◆ EXERCISE AIM: Collect every line of the records below that contains the word "Output".
════════
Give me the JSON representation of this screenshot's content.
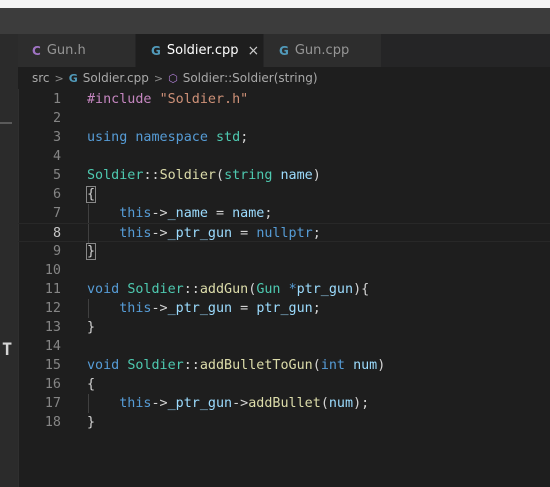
{
  "colors": {
    "c_icon": "#519aba",
    "header_icon": "#a074c4",
    "symbol_icon": "#b180d7"
  },
  "tool_icon_glyph": "T",
  "tabs": [
    {
      "label": "Gun.h",
      "icon": "C",
      "icon_name": "c-header-file-icon",
      "active": false
    },
    {
      "label": "Soldier.cpp",
      "icon": "G",
      "icon_name": "cpp-file-icon",
      "active": true,
      "close": "×"
    },
    {
      "label": "Gun.cpp",
      "icon": "G",
      "icon_name": "cpp-file-icon",
      "active": false
    }
  ],
  "breadcrumb": {
    "folder": "src",
    "file": "Soldier.cpp",
    "symbol": "Soldier::Soldier(string)",
    "separator": ">",
    "file_icon": "G",
    "symbol_icon": "⬡"
  },
  "editor": {
    "current_line": 8,
    "lines": [
      {
        "n": "1",
        "tokens": [
          {
            "t": "#include ",
            "c": "k-pre"
          },
          {
            "t": "\"Soldier.h\"",
            "c": "k-str"
          }
        ]
      },
      {
        "n": "2",
        "tokens": []
      },
      {
        "n": "3",
        "tokens": [
          {
            "t": "using ",
            "c": "k-kw"
          },
          {
            "t": "namespace ",
            "c": "k-kw"
          },
          {
            "t": "std",
            "c": "k-type"
          },
          {
            "t": ";",
            "c": "k-txt"
          }
        ]
      },
      {
        "n": "4",
        "tokens": []
      },
      {
        "n": "5",
        "tokens": [
          {
            "t": "Soldier",
            "c": "k-type"
          },
          {
            "t": "::",
            "c": "k-txt"
          },
          {
            "t": "Soldier",
            "c": "k-fn"
          },
          {
            "t": "(",
            "c": "k-txt"
          },
          {
            "t": "string ",
            "c": "k-type"
          },
          {
            "t": "name",
            "c": "k-var"
          },
          {
            "t": ")",
            "c": "k-txt"
          }
        ]
      },
      {
        "n": "6",
        "tokens": [
          {
            "t": "{",
            "c": "k-txt",
            "hl": true
          }
        ]
      },
      {
        "n": "7",
        "guide": true,
        "tokens": [
          {
            "t": "    this",
            "c": "k-kw"
          },
          {
            "t": "->",
            "c": "k-txt"
          },
          {
            "t": "_name",
            "c": "k-var"
          },
          {
            "t": " = ",
            "c": "k-txt"
          },
          {
            "t": "name",
            "c": "k-var"
          },
          {
            "t": ";",
            "c": "k-txt"
          }
        ]
      },
      {
        "n": "8",
        "guide": true,
        "tokens": [
          {
            "t": "    this",
            "c": "k-kw"
          },
          {
            "t": "->",
            "c": "k-txt"
          },
          {
            "t": "_ptr_gun",
            "c": "k-var"
          },
          {
            "t": " = ",
            "c": "k-txt"
          },
          {
            "t": "nullptr",
            "c": "k-kw"
          },
          {
            "t": ";",
            "c": "k-txt"
          }
        ]
      },
      {
        "n": "9",
        "tokens": [
          {
            "t": "}",
            "c": "k-txt",
            "hl": true
          }
        ]
      },
      {
        "n": "10",
        "tokens": []
      },
      {
        "n": "11",
        "tokens": [
          {
            "t": "void ",
            "c": "k-kw"
          },
          {
            "t": "Soldier",
            "c": "k-type"
          },
          {
            "t": "::",
            "c": "k-txt"
          },
          {
            "t": "addGun",
            "c": "k-fn"
          },
          {
            "t": "(",
            "c": "k-txt"
          },
          {
            "t": "Gun ",
            "c": "k-type"
          },
          {
            "t": "*",
            "c": "k-kw"
          },
          {
            "t": "ptr_gun",
            "c": "k-var"
          },
          {
            "t": "){",
            "c": "k-txt"
          }
        ]
      },
      {
        "n": "12",
        "guide": true,
        "tokens": [
          {
            "t": "    this",
            "c": "k-kw"
          },
          {
            "t": "->",
            "c": "k-txt"
          },
          {
            "t": "_ptr_gun",
            "c": "k-var"
          },
          {
            "t": " = ",
            "c": "k-txt"
          },
          {
            "t": "ptr_gun",
            "c": "k-var"
          },
          {
            "t": ";",
            "c": "k-txt"
          }
        ]
      },
      {
        "n": "13",
        "tokens": [
          {
            "t": "}",
            "c": "k-txt"
          }
        ]
      },
      {
        "n": "14",
        "tokens": []
      },
      {
        "n": "15",
        "tokens": [
          {
            "t": "void ",
            "c": "k-kw"
          },
          {
            "t": "Soldier",
            "c": "k-type"
          },
          {
            "t": "::",
            "c": "k-txt"
          },
          {
            "t": "addBulletToGun",
            "c": "k-fn"
          },
          {
            "t": "(",
            "c": "k-txt"
          },
          {
            "t": "int ",
            "c": "k-kw"
          },
          {
            "t": "num",
            "c": "k-var"
          },
          {
            "t": ")",
            "c": "k-txt"
          }
        ]
      },
      {
        "n": "16",
        "tokens": [
          {
            "t": "{",
            "c": "k-txt"
          }
        ]
      },
      {
        "n": "17",
        "guide": true,
        "tokens": [
          {
            "t": "    this",
            "c": "k-kw"
          },
          {
            "t": "->",
            "c": "k-txt"
          },
          {
            "t": "_ptr_gun",
            "c": "k-var"
          },
          {
            "t": "->",
            "c": "k-txt"
          },
          {
            "t": "addBullet",
            "c": "k-fn"
          },
          {
            "t": "(",
            "c": "k-txt"
          },
          {
            "t": "num",
            "c": "k-var"
          },
          {
            "t": ");",
            "c": "k-txt"
          }
        ]
      },
      {
        "n": "18",
        "tokens": [
          {
            "t": "}",
            "c": "k-txt"
          }
        ]
      }
    ]
  }
}
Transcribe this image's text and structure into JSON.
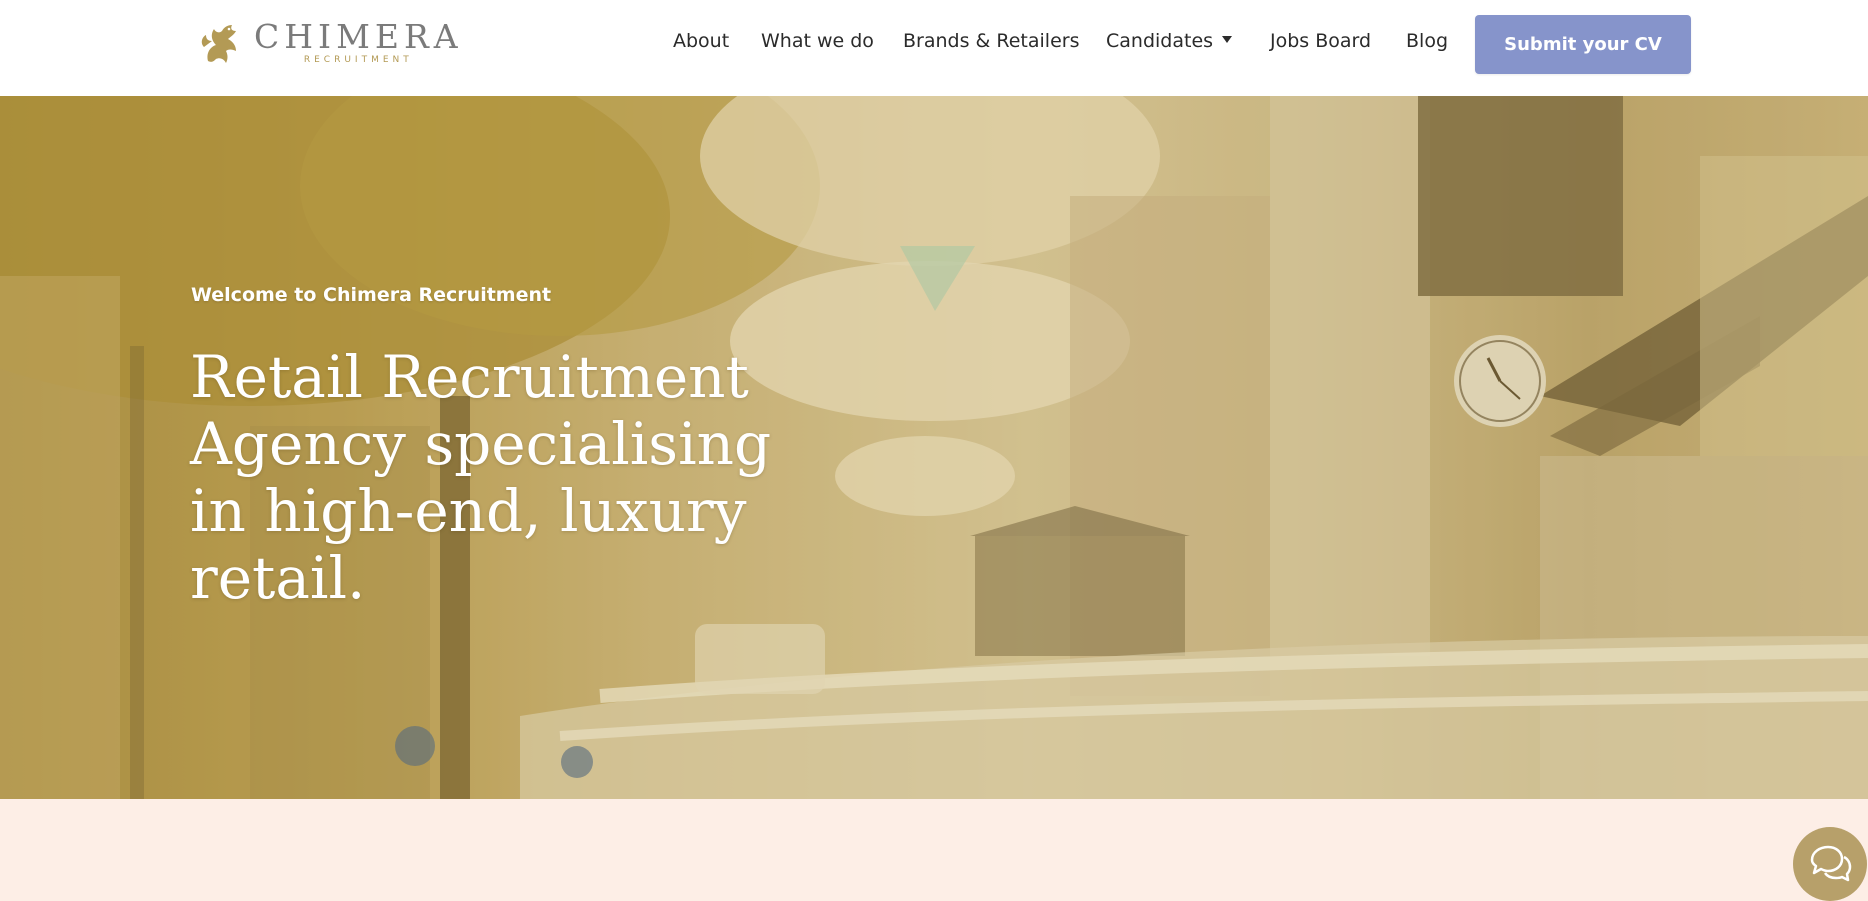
{
  "header": {
    "logo": {
      "main": "CHIMERA",
      "sub": "RECRUITMENT",
      "icon": "griffin-logo-icon"
    },
    "nav": {
      "items": [
        {
          "label": "About"
        },
        {
          "label": "What we do"
        },
        {
          "label": "Brands & Retailers"
        },
        {
          "label": "Candidates",
          "has_dropdown": true
        },
        {
          "label": "Jobs Board"
        },
        {
          "label": "Blog"
        }
      ],
      "dropdown_icon": "caret-down-icon"
    },
    "cta": {
      "label": "Submit your CV"
    }
  },
  "hero": {
    "eyebrow": "Welcome to Chimera Recruitment",
    "headline_lines": [
      "Retail Recruitment",
      "Agency specialising",
      "in high-end, luxury",
      "retail."
    ],
    "background": "street-photo"
  },
  "chat": {
    "icon": "chat-bubbles-icon"
  },
  "colors": {
    "cta": "#8694cb",
    "nav_text": "#2b2b2b",
    "hero_tint": "#c8b27a",
    "page_bg": "#fdeee6",
    "chat_bg": "#b7a06a"
  }
}
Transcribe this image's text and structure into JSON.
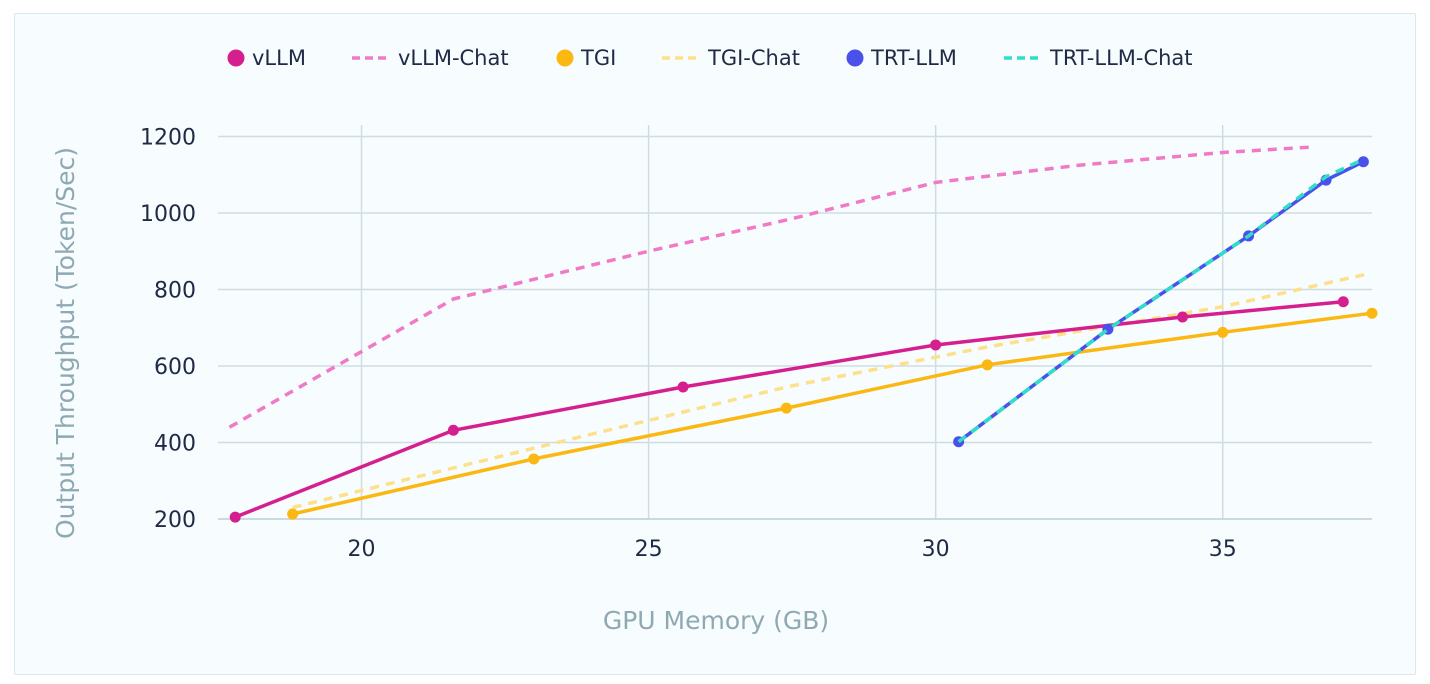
{
  "chart_data": {
    "type": "line",
    "title": "",
    "xlabel": "GPU Memory (GB)",
    "ylabel": "Output Throughput (Token/Sec)",
    "xlim": [
      17.5,
      37.6
    ],
    "ylim": [
      200,
      1230
    ],
    "xticks": [
      20,
      25,
      30,
      35
    ],
    "yticks": [
      200,
      400,
      600,
      800,
      1000,
      1200
    ],
    "grid": true,
    "legend": "top",
    "series": [
      {
        "name": "vLLM",
        "style": "solid-markers",
        "color": "#d61f8f",
        "x": [
          17.8,
          21.6,
          25.6,
          30.0,
          34.3,
          37.1
        ],
        "y": [
          205,
          432,
          545,
          655,
          728,
          768
        ]
      },
      {
        "name": "vLLM-Chat",
        "style": "dashed",
        "color": "#f07ac8",
        "x": [
          17.7,
          21.6,
          25.0,
          27.5,
          30.0,
          32.5,
          35.0,
          36.5
        ],
        "y": [
          440,
          775,
          900,
          985,
          1080,
          1125,
          1158,
          1172
        ]
      },
      {
        "name": "TGI",
        "style": "solid-markers",
        "color": "#fbb812",
        "x": [
          18.8,
          23.0,
          27.4,
          30.9,
          35.0,
          37.6
        ],
        "y": [
          213,
          357,
          490,
          603,
          688,
          738
        ]
      },
      {
        "name": "TGI-Chat",
        "style": "dashed",
        "color": "#fde08a",
        "x": [
          18.8,
          23.0,
          27.4,
          30.9,
          35.0,
          37.5
        ],
        "y": [
          230,
          385,
          545,
          650,
          755,
          840
        ]
      },
      {
        "name": "TRT-LLM",
        "style": "solid-markers",
        "color": "#4a50ea",
        "x": [
          30.4,
          33.0,
          35.45,
          36.8,
          37.45
        ],
        "y": [
          402,
          696,
          940,
          1086,
          1134
        ]
      },
      {
        "name": "TRT-LLM-Chat",
        "style": "dashed",
        "color": "#30ddc8",
        "x": [
          30.4,
          33.0,
          35.45,
          36.8,
          37.45
        ],
        "y": [
          402,
          696,
          940,
          1095,
          1140
        ]
      }
    ]
  }
}
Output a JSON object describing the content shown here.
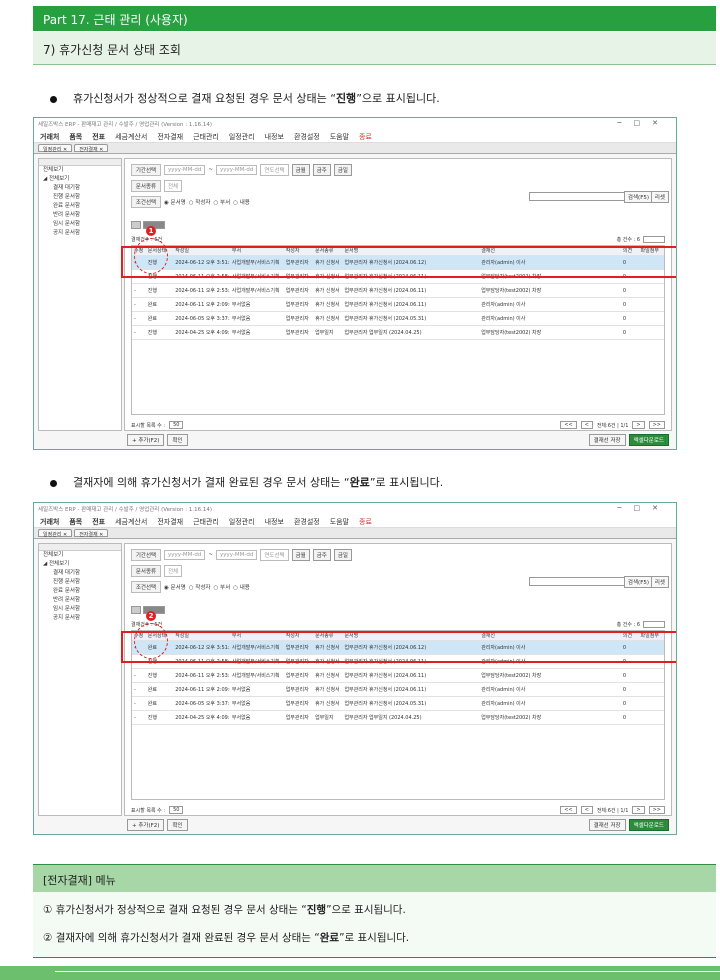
════════
◆ ANSWER IN FULL:
    "ylabel": "Output Throughput (Token/Sec)",
Output a JSON object describing the content shown here.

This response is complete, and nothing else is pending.